Exercise requirements:
Wherever a line below holds the word "Sprint", copy that line.

Provided records:
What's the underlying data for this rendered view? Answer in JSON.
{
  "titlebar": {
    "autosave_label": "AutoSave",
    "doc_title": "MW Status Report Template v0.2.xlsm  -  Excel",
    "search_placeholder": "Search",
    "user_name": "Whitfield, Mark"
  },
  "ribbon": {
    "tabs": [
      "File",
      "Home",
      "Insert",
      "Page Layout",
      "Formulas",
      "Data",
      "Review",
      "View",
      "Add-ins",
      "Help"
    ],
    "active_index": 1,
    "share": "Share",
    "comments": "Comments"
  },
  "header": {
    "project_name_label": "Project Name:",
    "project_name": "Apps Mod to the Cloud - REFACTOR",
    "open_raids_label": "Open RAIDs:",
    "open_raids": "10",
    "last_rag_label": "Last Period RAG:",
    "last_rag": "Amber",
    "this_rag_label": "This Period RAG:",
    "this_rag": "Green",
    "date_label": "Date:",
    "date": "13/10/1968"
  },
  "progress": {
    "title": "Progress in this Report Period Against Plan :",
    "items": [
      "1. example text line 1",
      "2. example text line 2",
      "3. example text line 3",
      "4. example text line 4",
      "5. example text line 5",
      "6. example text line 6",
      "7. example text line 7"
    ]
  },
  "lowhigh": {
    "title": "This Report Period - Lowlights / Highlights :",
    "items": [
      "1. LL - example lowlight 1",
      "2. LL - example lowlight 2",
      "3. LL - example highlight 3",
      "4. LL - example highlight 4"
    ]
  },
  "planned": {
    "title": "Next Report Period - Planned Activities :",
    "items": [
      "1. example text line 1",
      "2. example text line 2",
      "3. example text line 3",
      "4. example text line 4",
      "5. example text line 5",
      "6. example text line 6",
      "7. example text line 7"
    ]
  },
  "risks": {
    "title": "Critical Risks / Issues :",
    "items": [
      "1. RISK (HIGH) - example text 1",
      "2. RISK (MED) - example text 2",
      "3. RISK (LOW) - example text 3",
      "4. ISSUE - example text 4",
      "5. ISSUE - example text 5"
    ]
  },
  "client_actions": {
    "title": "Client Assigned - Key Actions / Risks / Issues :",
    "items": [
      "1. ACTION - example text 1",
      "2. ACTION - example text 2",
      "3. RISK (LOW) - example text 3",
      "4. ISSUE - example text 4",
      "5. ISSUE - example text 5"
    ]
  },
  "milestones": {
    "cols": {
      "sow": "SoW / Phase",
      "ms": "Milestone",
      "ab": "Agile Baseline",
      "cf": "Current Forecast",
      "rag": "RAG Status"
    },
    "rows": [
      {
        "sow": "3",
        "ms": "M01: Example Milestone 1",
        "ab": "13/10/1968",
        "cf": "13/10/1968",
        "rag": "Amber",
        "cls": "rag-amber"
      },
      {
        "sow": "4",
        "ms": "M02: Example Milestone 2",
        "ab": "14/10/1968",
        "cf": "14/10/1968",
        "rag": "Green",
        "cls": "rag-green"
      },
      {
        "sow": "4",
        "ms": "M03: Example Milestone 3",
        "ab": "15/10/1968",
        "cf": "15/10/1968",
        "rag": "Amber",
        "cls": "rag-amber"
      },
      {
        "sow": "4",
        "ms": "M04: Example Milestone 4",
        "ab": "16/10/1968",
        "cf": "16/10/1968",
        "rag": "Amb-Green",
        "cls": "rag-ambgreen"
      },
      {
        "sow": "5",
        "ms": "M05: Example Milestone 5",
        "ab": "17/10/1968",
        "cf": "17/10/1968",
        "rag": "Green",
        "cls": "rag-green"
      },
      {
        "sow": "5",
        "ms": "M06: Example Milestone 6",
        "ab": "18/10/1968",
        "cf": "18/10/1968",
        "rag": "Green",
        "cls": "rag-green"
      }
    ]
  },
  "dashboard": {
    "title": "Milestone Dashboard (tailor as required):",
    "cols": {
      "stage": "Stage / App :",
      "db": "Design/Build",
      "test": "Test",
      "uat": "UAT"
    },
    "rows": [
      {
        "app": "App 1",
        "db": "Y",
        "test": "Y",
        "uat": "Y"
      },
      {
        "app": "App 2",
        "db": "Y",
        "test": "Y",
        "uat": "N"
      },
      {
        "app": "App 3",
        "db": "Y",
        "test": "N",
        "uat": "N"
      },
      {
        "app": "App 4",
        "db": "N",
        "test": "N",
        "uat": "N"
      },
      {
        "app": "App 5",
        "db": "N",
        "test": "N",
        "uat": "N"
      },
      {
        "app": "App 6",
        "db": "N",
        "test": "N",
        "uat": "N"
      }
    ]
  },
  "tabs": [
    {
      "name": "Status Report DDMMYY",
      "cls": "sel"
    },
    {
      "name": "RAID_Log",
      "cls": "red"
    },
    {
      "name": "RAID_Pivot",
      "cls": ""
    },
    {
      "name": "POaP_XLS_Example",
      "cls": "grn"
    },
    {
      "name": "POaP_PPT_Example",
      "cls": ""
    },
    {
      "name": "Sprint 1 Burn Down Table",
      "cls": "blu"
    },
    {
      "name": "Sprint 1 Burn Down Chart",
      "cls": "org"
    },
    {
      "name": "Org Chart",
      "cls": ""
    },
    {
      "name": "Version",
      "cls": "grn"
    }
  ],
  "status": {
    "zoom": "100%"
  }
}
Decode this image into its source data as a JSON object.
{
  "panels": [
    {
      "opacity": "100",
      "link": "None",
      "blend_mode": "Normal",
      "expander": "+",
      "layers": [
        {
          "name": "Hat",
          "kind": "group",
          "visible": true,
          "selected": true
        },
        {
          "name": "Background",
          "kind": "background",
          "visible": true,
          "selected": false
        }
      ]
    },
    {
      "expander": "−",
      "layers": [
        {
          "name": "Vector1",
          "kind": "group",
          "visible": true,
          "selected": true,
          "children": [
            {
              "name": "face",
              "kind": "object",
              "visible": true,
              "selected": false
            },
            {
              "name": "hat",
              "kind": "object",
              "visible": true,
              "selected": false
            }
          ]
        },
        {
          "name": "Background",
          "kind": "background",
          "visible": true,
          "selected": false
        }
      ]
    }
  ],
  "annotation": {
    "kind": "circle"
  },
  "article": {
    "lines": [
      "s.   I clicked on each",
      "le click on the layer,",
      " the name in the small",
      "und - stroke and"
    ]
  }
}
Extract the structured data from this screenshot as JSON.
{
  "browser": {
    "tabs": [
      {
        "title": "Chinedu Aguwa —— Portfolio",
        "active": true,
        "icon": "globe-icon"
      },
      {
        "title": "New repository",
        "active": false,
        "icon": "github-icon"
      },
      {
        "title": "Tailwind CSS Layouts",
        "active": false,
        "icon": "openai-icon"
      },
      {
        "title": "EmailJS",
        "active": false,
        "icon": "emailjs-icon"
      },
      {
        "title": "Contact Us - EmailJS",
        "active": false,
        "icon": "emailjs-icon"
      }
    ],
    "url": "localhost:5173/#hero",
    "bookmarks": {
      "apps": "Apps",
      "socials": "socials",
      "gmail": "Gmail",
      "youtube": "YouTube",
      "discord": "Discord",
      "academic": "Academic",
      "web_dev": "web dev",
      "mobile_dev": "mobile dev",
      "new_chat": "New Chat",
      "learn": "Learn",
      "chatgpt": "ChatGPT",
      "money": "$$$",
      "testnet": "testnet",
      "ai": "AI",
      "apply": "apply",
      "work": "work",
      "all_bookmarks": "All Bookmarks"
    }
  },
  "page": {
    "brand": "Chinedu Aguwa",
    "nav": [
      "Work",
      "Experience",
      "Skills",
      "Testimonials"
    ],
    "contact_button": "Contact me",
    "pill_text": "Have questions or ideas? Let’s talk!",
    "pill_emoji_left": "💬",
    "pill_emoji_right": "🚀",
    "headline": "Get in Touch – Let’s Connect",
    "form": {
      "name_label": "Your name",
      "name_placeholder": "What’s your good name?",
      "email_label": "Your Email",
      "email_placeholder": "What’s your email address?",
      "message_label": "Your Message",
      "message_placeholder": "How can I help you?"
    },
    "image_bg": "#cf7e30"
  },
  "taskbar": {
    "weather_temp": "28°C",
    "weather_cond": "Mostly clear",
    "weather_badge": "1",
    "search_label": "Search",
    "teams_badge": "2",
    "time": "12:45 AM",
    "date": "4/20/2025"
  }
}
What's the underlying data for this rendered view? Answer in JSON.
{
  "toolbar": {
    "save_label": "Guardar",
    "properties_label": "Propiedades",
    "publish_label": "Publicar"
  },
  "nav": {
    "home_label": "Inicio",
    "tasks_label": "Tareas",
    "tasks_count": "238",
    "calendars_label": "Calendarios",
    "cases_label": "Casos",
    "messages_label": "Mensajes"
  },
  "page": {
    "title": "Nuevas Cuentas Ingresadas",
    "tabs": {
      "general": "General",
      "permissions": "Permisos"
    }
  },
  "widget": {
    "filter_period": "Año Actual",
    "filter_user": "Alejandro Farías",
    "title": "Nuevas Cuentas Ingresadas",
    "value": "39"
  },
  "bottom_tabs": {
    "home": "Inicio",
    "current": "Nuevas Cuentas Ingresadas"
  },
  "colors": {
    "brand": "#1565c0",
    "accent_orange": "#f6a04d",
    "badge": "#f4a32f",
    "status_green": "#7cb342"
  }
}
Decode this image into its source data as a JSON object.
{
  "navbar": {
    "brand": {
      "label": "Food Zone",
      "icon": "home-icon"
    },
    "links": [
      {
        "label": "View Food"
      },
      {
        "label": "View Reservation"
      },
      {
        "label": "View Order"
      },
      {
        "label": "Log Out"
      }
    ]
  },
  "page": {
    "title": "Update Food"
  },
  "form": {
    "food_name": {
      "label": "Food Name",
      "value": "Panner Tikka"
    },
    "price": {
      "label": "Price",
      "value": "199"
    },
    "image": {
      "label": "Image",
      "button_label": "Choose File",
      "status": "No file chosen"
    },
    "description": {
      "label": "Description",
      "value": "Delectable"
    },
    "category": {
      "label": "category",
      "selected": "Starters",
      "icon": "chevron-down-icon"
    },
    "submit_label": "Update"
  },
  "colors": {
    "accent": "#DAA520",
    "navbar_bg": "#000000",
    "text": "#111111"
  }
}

Answer to this problem:
      "name": "Sprint 1 Burn Down Table",
      "name": "Sprint 1 Burn Down Chart",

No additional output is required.